▶ MATERIAL:
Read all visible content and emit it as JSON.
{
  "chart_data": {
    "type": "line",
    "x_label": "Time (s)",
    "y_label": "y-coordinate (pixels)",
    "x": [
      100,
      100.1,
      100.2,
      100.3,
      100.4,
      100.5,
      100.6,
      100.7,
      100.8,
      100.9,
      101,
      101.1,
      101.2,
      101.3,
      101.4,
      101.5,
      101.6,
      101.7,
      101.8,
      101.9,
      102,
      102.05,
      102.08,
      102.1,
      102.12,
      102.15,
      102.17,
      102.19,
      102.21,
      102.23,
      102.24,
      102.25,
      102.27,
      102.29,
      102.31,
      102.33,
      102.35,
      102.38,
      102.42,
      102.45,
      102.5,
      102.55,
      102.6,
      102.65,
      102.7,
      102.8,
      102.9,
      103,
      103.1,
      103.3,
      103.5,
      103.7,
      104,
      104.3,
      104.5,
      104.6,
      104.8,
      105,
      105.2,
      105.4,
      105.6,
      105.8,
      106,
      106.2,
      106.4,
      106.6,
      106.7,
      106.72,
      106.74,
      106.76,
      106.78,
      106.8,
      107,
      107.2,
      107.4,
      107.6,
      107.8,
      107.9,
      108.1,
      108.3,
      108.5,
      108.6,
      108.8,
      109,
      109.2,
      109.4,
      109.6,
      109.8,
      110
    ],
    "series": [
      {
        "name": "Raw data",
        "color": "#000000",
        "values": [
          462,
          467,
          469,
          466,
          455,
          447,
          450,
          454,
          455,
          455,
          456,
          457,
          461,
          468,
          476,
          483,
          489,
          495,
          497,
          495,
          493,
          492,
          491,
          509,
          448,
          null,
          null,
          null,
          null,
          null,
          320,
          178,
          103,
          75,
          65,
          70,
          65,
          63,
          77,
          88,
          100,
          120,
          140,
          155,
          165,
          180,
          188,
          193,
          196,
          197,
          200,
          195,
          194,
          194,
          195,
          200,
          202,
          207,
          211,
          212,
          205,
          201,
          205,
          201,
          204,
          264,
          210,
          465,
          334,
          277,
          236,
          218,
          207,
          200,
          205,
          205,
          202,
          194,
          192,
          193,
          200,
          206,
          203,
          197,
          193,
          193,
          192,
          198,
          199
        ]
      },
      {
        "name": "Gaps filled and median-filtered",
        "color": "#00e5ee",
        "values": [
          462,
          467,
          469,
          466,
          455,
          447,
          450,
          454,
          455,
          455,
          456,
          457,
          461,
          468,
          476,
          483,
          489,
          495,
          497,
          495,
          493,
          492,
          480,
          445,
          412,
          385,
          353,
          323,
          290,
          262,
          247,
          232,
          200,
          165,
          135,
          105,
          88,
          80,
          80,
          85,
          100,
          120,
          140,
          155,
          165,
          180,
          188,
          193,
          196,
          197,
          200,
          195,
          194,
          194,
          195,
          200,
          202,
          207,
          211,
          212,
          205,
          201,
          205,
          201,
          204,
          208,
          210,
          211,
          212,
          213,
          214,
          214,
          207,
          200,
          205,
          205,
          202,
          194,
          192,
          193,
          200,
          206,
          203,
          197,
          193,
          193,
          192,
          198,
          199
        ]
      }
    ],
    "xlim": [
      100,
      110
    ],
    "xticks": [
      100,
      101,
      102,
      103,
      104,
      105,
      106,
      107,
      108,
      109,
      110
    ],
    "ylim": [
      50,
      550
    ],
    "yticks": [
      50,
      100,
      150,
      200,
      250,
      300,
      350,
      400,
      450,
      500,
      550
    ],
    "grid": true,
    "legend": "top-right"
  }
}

▶ WORK TO BE COMPLETED: Your task is to give the records above again, exactly.

▶ ANSWER TO THIS EXERCISE:
Read all visible content and emit it as JSON.
{
  "chart_data": {
    "type": "line",
    "x_label": "Time (s)",
    "y_label": "y-coordinate (pixels)",
    "x": [
      100,
      100.1,
      100.2,
      100.3,
      100.4,
      100.5,
      100.6,
      100.7,
      100.8,
      100.9,
      101,
      101.1,
      101.2,
      101.3,
      101.4,
      101.5,
      101.6,
      101.7,
      101.8,
      101.9,
      102,
      102.05,
      102.08,
      102.1,
      102.12,
      102.15,
      102.17,
      102.19,
      102.21,
      102.23,
      102.24,
      102.25,
      102.27,
      102.29,
      102.31,
      102.33,
      102.35,
      102.38,
      102.42,
      102.45,
      102.5,
      102.55,
      102.6,
      102.65,
      102.7,
      102.8,
      102.9,
      103,
      103.1,
      103.3,
      103.5,
      103.7,
      104,
      104.3,
      104.5,
      104.6,
      104.8,
      105,
      105.2,
      105.4,
      105.6,
      105.8,
      106,
      106.2,
      106.4,
      106.6,
      106.7,
      106.72,
      106.74,
      106.76,
      106.78,
      106.8,
      107,
      107.2,
      107.4,
      107.6,
      107.8,
      107.9,
      108.1,
      108.3,
      108.5,
      108.6,
      108.8,
      109,
      109.2,
      109.4,
      109.6,
      109.8,
      110
    ],
    "series": [
      {
        "name": "Raw data",
        "color": "#000000",
        "values": [
          462,
          467,
          469,
          466,
          455,
          447,
          450,
          454,
          455,
          455,
          456,
          457,
          461,
          468,
          476,
          483,
          489,
          495,
          497,
          495,
          493,
          492,
          491,
          509,
          448,
          null,
          null,
          null,
          null,
          null,
          320,
          178,
          103,
          75,
          65,
          70,
          65,
          63,
          77,
          88,
          100,
          120,
          140,
          155,
          165,
          180,
          188,
          193,
          196,
          197,
          200,
          195,
          194,
          194,
          195,
          200,
          202,
          207,
          211,
          212,
          205,
          201,
          205,
          201,
          204,
          264,
          210,
          465,
          334,
          277,
          236,
          218,
          207,
          200,
          205,
          205,
          202,
          194,
          192,
          193,
          200,
          206,
          203,
          197,
          193,
          193,
          192,
          198,
          199
        ]
      },
      {
        "name": "Gaps filled and median-filtered",
        "color": "#00e5ee",
        "values": [
          462,
          467,
          469,
          466,
          455,
          447,
          450,
          454,
          455,
          455,
          456,
          457,
          461,
          468,
          476,
          483,
          489,
          495,
          497,
          495,
          493,
          492,
          480,
          445,
          412,
          385,
          353,
          323,
          290,
          262,
          247,
          232,
          200,
          165,
          135,
          105,
          88,
          80,
          80,
          85,
          100,
          120,
          140,
          155,
          165,
          180,
          188,
          193,
          196,
          197,
          200,
          195,
          194,
          194,
          195,
          200,
          202,
          207,
          211,
          212,
          205,
          201,
          205,
          201,
          204,
          208,
          210,
          211,
          212,
          213,
          214,
          214,
          207,
          200,
          205,
          205,
          202,
          194,
          192,
          193,
          200,
          206,
          203,
          197,
          193,
          193,
          192,
          198,
          199
        ]
      }
    ],
    "xlim": [
      100,
      110
    ],
    "xticks": [
      100,
      101,
      102,
      103,
      104,
      105,
      106,
      107,
      108,
      109,
      110
    ],
    "ylim": [
      50,
      550
    ],
    "yticks": [
      50,
      100,
      150,
      200,
      250,
      300,
      350,
      400,
      450,
      500,
      550
    ],
    "grid": true,
    "legend": "top-right"
  }
}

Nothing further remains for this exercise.